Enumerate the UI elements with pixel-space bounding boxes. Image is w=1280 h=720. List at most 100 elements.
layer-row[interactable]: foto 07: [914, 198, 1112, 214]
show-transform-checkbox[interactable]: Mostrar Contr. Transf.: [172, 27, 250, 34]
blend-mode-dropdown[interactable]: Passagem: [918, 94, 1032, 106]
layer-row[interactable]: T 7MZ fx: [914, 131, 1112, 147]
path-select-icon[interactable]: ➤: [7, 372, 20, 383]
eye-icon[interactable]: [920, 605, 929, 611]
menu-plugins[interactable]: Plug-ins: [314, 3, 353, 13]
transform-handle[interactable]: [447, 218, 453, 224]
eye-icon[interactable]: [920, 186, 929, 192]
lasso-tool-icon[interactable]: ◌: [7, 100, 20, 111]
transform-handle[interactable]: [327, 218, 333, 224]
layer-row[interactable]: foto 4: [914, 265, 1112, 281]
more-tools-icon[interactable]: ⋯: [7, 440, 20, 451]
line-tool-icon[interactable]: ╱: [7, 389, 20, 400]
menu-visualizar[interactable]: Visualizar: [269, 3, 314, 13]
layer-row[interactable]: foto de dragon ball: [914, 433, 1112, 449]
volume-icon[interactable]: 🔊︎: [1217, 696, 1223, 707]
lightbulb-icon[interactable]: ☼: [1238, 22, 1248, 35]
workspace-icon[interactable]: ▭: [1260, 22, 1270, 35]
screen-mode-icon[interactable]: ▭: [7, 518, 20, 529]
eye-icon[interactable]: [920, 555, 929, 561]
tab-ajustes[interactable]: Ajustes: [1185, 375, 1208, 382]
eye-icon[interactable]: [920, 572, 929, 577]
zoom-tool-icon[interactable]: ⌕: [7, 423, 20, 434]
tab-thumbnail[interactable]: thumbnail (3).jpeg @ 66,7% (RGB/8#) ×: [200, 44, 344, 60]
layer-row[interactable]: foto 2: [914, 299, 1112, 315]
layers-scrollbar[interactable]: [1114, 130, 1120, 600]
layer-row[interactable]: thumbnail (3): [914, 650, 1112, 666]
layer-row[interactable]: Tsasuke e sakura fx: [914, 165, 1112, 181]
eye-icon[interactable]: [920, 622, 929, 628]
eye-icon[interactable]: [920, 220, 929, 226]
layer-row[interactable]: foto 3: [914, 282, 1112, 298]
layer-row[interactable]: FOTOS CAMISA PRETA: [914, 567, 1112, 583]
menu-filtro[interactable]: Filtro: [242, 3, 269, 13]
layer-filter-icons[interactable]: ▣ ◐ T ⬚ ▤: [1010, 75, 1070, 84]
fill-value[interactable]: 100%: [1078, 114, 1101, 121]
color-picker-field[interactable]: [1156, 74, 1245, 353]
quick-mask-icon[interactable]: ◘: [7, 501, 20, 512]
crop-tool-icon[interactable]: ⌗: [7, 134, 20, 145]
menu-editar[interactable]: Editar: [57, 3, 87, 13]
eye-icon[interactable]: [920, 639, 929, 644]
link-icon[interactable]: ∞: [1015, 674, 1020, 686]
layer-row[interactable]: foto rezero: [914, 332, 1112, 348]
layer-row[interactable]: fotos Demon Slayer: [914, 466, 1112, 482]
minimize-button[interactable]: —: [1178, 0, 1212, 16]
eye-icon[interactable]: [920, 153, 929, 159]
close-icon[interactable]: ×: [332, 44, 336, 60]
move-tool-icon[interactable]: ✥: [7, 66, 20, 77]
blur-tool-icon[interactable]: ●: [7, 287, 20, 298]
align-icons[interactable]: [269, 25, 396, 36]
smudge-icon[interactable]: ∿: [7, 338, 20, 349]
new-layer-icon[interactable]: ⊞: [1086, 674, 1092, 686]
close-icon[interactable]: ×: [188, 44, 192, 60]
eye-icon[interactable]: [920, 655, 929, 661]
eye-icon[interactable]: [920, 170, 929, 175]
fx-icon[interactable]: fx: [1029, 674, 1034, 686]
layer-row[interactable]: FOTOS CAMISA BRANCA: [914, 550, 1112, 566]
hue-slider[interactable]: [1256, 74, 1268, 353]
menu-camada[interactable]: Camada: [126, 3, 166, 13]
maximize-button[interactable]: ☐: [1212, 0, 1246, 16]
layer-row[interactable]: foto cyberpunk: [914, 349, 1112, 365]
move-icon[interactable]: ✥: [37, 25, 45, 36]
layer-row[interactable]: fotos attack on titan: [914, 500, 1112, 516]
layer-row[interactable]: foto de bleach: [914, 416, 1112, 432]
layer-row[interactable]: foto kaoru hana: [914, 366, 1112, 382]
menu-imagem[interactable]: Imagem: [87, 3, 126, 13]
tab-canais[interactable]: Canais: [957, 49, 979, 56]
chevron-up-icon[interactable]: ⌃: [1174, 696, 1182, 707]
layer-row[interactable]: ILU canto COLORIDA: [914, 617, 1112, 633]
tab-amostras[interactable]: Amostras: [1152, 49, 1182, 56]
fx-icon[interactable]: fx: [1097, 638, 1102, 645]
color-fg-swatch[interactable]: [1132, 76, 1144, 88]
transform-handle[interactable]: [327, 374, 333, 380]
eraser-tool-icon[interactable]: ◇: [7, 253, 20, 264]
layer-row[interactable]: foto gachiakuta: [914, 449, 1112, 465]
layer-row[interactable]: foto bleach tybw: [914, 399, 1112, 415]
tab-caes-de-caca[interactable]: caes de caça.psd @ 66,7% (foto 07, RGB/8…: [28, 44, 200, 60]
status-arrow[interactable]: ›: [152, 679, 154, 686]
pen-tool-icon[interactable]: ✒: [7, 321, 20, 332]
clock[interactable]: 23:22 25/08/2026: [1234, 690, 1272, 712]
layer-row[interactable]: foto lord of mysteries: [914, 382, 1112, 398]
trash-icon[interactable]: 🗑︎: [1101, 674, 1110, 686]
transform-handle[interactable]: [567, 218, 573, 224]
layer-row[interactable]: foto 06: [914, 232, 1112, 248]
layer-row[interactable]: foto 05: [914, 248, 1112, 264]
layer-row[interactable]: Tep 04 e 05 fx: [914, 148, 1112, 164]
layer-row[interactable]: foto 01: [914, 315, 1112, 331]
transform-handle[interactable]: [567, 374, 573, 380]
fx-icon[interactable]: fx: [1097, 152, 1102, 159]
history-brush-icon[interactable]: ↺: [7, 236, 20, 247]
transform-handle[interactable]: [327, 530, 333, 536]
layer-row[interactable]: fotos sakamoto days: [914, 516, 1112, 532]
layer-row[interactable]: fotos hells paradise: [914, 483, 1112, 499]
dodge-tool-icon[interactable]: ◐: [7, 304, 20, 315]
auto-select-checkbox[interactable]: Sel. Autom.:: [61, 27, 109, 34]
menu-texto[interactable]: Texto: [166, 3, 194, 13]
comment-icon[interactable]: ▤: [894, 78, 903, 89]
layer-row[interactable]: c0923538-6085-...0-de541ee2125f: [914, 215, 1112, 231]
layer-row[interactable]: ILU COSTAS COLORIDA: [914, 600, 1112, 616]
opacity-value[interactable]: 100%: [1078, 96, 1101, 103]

──────────────────────────────

GIVEN REQUEST: Count how many lines in the data above contain the string "move". Reply with the number alone.

FULL SOLUTION: 2